- [Aim of the exercise]
Copy out every line that contains "unpumped".

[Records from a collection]

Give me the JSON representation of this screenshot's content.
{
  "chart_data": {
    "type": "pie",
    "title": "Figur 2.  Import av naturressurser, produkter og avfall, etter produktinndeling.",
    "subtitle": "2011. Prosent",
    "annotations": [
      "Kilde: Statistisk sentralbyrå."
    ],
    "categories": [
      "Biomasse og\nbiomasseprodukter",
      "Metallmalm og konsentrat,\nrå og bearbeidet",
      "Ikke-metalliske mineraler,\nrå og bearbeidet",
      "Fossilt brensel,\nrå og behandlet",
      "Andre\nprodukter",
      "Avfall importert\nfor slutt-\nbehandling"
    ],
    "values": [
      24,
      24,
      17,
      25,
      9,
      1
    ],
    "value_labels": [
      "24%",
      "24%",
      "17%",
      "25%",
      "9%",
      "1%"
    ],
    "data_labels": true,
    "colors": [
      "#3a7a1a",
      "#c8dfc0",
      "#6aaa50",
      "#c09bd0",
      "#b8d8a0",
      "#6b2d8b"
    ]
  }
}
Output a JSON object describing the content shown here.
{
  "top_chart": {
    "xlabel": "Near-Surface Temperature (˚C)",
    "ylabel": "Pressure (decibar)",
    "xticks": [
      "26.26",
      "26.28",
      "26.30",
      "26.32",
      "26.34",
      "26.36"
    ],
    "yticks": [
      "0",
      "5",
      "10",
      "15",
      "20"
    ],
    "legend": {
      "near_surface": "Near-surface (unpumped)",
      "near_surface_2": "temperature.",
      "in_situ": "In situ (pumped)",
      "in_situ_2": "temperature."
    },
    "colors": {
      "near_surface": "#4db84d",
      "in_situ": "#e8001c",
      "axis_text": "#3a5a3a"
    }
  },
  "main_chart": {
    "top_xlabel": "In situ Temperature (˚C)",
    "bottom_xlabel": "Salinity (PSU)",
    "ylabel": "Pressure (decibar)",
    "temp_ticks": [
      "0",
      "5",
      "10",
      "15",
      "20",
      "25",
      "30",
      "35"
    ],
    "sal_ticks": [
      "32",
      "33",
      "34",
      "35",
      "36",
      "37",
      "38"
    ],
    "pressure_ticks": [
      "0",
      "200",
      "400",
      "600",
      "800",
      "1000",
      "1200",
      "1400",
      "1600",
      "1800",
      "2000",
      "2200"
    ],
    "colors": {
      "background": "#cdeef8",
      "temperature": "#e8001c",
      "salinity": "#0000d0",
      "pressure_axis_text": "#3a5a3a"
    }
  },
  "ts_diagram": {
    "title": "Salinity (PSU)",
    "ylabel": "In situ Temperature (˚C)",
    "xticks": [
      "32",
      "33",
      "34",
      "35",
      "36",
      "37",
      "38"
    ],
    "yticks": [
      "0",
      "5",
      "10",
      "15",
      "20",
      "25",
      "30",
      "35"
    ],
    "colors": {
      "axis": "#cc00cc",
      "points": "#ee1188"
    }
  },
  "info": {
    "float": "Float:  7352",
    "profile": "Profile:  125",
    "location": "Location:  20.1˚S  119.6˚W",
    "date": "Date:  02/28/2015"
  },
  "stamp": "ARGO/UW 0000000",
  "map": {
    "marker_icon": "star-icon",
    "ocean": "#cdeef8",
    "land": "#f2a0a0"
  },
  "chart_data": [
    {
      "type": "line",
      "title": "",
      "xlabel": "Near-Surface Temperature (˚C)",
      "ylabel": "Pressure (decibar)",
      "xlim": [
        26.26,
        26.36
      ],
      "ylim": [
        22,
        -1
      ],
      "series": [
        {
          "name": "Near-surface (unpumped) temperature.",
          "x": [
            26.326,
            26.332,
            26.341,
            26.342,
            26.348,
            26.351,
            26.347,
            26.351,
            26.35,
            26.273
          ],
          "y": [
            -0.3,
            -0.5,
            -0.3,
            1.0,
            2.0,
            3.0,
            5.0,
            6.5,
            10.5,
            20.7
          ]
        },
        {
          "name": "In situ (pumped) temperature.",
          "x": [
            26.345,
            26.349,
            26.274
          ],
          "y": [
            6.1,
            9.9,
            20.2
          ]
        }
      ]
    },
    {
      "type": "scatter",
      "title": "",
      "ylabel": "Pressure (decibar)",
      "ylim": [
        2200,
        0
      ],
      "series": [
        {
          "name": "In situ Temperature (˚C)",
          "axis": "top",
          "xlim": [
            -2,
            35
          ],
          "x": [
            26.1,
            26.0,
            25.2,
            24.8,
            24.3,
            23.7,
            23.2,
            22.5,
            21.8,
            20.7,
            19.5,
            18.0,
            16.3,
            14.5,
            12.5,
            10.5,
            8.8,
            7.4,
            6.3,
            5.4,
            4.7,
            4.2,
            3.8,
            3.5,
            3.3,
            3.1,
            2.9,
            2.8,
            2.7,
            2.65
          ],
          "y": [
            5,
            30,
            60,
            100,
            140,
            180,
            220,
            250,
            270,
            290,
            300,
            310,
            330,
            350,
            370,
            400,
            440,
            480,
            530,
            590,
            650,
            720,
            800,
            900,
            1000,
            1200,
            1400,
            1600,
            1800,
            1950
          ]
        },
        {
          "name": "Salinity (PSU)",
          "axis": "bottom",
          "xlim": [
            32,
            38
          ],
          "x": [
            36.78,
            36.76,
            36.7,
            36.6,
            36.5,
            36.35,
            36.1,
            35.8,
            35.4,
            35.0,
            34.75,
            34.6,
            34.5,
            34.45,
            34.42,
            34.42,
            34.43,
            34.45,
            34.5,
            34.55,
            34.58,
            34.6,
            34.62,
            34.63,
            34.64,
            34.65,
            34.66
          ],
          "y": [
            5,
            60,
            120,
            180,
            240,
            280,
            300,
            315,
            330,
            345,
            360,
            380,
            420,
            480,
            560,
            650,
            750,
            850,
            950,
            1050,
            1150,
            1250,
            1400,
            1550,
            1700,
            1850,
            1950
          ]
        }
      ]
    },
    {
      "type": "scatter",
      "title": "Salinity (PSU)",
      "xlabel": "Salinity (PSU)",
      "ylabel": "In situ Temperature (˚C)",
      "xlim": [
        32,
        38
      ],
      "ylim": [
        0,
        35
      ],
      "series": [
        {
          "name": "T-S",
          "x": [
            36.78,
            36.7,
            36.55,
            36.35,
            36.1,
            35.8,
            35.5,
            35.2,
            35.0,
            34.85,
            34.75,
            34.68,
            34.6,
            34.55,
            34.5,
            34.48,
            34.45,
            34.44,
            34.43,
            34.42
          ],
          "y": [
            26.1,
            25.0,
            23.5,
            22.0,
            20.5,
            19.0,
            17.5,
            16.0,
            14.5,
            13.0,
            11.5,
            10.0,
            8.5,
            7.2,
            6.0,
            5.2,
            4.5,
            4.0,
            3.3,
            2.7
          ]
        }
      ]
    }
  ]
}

- [Task solution]
      "near_surface": "Near-surface (unpumped)",
          "name": "Near-surface (unpumped) temperature.",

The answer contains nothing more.